Task statement
Set down the entries below unchanged, from their first line up to and including the line containing "icon: circle row 1 d: [468, 614, 542, 688]".

## START

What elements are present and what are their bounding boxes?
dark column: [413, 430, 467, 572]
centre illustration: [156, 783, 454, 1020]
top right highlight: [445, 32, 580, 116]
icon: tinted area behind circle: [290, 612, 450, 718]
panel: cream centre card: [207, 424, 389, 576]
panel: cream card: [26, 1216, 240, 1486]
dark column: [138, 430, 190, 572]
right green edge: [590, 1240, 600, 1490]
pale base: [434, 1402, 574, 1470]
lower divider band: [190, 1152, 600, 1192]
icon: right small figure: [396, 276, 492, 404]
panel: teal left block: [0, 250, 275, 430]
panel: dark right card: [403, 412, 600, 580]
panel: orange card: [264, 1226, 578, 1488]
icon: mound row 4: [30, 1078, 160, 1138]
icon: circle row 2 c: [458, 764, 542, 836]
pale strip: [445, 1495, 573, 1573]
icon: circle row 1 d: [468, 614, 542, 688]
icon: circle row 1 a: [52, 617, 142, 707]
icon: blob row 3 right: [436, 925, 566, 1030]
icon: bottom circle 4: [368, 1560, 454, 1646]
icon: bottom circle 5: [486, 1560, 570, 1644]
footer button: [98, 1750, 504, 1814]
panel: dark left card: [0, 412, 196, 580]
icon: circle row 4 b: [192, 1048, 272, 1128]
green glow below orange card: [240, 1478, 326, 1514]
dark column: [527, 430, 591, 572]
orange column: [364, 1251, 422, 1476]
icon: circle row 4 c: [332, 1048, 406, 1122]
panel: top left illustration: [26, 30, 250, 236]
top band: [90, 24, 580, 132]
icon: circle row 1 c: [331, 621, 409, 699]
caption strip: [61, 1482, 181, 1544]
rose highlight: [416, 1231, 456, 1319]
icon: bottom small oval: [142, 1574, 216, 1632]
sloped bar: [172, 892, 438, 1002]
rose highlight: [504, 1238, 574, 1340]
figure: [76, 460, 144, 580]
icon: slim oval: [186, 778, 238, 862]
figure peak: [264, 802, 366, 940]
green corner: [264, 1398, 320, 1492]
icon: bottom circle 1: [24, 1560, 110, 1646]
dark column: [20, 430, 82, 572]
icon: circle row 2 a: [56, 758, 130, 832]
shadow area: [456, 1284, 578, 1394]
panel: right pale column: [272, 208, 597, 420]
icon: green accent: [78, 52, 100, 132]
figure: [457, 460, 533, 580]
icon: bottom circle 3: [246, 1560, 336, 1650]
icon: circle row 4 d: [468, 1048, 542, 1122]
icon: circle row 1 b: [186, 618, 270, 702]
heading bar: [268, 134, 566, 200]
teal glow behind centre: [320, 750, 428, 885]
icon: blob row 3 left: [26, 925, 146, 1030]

## END

Written answer
What elements are present and what are their bounding boxes?
dark column: [413, 430, 467, 572]
centre illustration: [156, 783, 454, 1020]
top right highlight: [445, 32, 580, 116]
icon: tinted area behind circle: [290, 612, 450, 718]
panel: cream centre card: [207, 424, 389, 576]
panel: cream card: [26, 1216, 240, 1486]
dark column: [138, 430, 190, 572]
right green edge: [590, 1240, 600, 1490]
pale base: [434, 1402, 574, 1470]
lower divider band: [190, 1152, 600, 1192]
icon: right small figure: [396, 276, 492, 404]
panel: teal left block: [0, 250, 275, 430]
panel: dark right card: [403, 412, 600, 580]
panel: orange card: [264, 1226, 578, 1488]
icon: mound row 4: [30, 1078, 160, 1138]
icon: circle row 2 c: [458, 764, 542, 836]
pale strip: [445, 1495, 573, 1573]
icon: circle row 1 d: [468, 614, 542, 688]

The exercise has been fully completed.